[Saved entries]
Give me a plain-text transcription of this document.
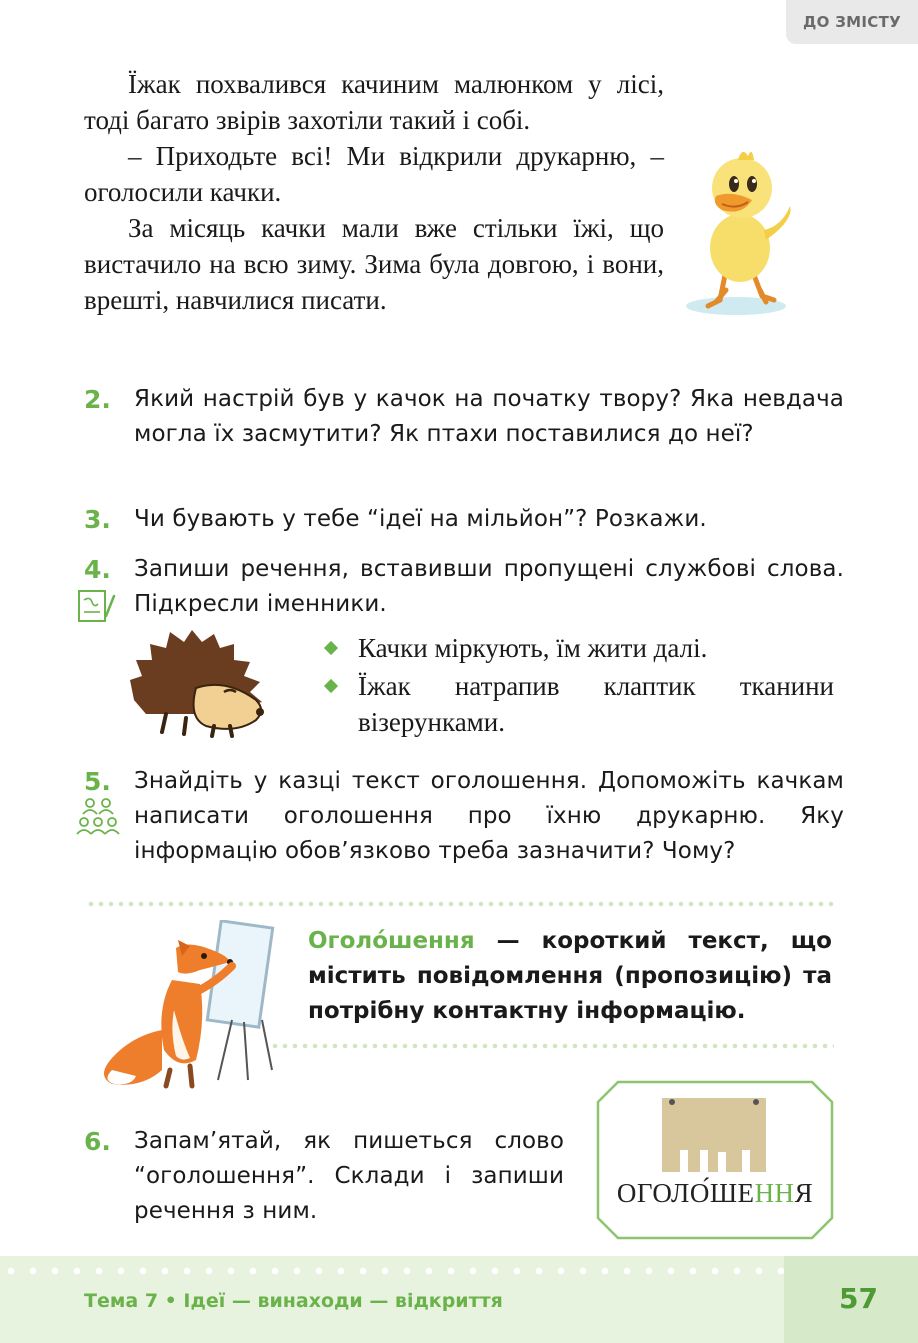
ДО ЗМІСТУ

Їжак похвалився качиним малюнком у лісі, тоді багато звірів захотіли такий і собі.

– Приходьте всі! Ми відкрили друкарню, – оголосили качки.

За місяць качки мали вже стільки їжі, що вистачило на всю зиму. Зима була довгою, і вони, врешті, навчилися писати.

2.	Який настрій був у качок на початку твору? Яка невдача могла їх засмутити? Як птахи поставилися до неї?
3.	Чи бувають у тебе “ідеї на мільйон”? Розкажи.
4.	Запиши речення, вставивши пропущені службові слова. Підкресли іменники.
Качки міркують, їм жити далі.
Їжак натрапив клаптик тканини візерунками.
5.	Знайдіть у казці текст оголошення. Допоможіть качкам написати оголошення про їхню друкарню. Яку інформацію обов’язково треба зазначити? Чому?
Оголо́шення — короткий текст, що містить повідомлення (пропозицію) та потрібну контактну інформацію.
6.	Запам’ятай, як пишеться слово “оголошення”. Склади і запиши речення з ним.
ОГОЛО́ШЕННЯ
Тема 7 • Ідеї — винаходи — відкриття	57
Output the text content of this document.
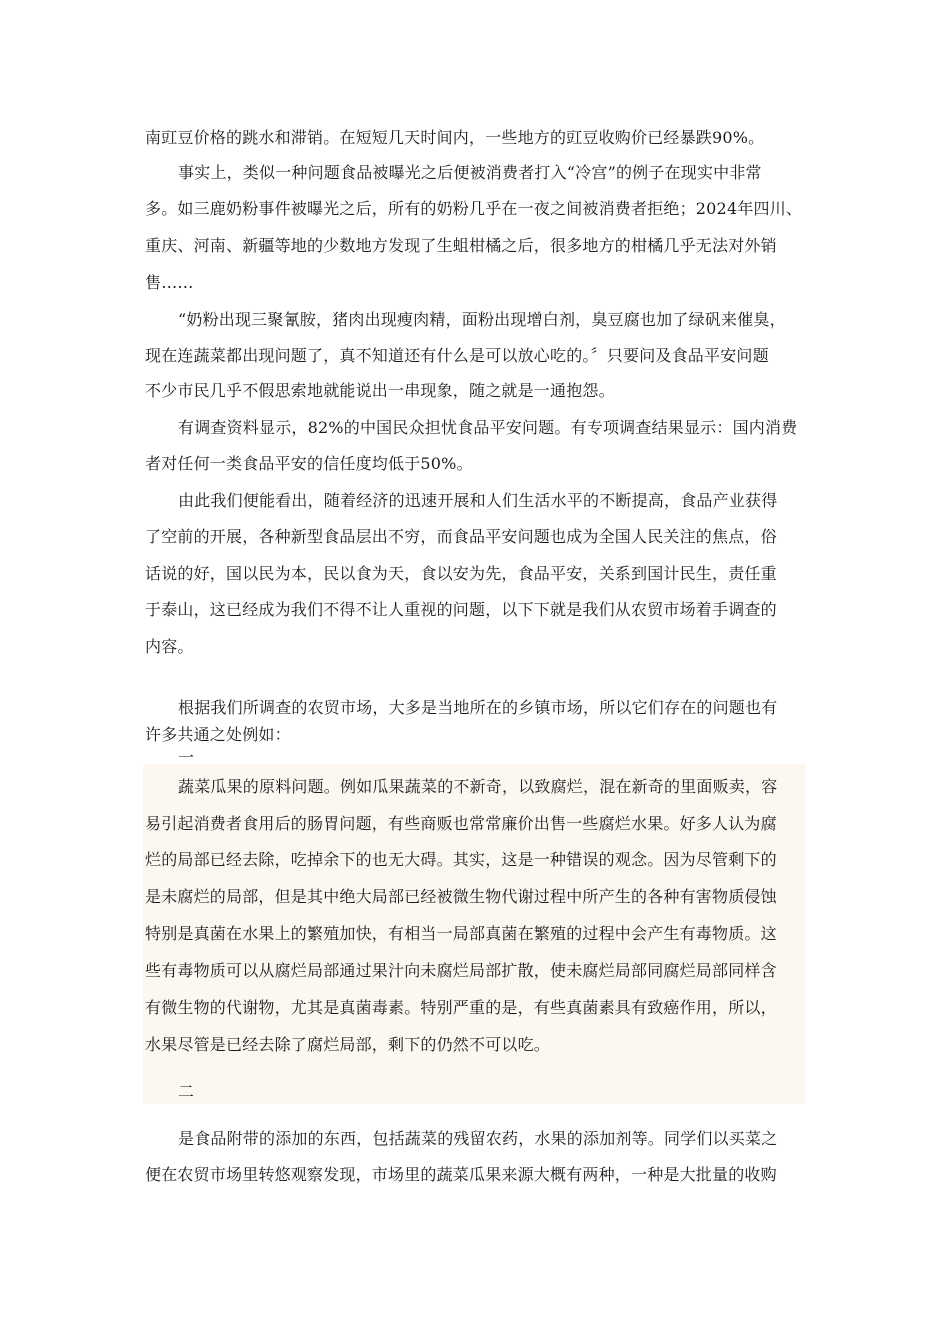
南豇豆价格的跳水和滞销。在短短几天时间内，一些地方的豇豆收购价已经暴跌90%。
事实上，类似一种问题食品被曝光之后便被消费者打入“冷宫”的例子在现实中非常
多。如三鹿奶粉事件被曝光之后，所有的奶粉几乎在一夜之间被消费者拒绝；2024年四川、
重庆、河南、新疆等地的少数地方发现了生蛆柑橘之后，很多地方的柑橘几乎无法对外销
售……
“奶粉出现三聚氰胺，猪肉出现瘦肉精，面粉出现增白剂，臭豆腐也加了绿矾来催臭，
现在连蔬菜都出现问题了，真不知道还有什么是可以放心吃的。〞只要问及食品平安问题
不少市民几乎不假思索地就能说出一串现象，随之就是一通抱怨。
有调查资料显示，82%的中国民众担忧食品平安问题。有专项调查结果显示：国内消费
者对任何一类食品平安的信任度均低于50%。
由此我们便能看出，随着经济的迅速开展和人们生活水平的不断提高，食品产业获得
了空前的开展，各种新型食品层出不穷，而食品平安问题也成为全国人民关注的焦点，俗
话说的好，国以民为本，民以食为天，食以安为先，食品平安，关系到国计民生，责任重
于泰山，这已经成为我们不得不让人重视的问题，以下下就是我们从农贸市场着手调查的
内容。
根据我们所调查的农贸市场，大多是当地所在的乡镇市场，所以它们存在的问题也有
许多共通之处例如：
一
蔬菜瓜果的原料问题。例如瓜果蔬菜的不新奇，以致腐烂，混在新奇的里面贩卖，容
易引起消费者食用后的肠胃问题，有些商贩也常常廉价出售一些腐烂水果。好多人认为腐
烂的局部已经去除，吃掉余下的也无大碍。其实，这是一种错误的观念。因为尽管剩下的
是未腐烂的局部，但是其中绝大局部已经被微生物代谢过程中所产生的各种有害物质侵蚀
特别是真菌在水果上的繁殖加快，有相当一局部真菌在繁殖的过程中会产生有毒物质。这
些有毒物质可以从腐烂局部通过果汁向未腐烂局部扩散，使未腐烂局部同腐烂局部同样含
有微生物的代谢物，尤其是真菌毒素。特别严重的是，有些真菌素具有致癌作用，所以，
水果尽管是已经去除了腐烂局部，剩下的仍然不可以吃。
二
是食品附带的添加的东西，包括蔬菜的残留农药，水果的添加剂等。同学们以买菜之
便在农贸市场里转悠观察发现，市场里的蔬菜瓜果来源大概有两种，一种是大批量的收购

* Task directions:
Report each line in the data that holds the word "Їжак".

* Written response:
Їжак похвалився качиним малюнком у лісі, тоді багато звірів захотіли такий і собі.
Їжак натрапив клаптик тканини візерунками.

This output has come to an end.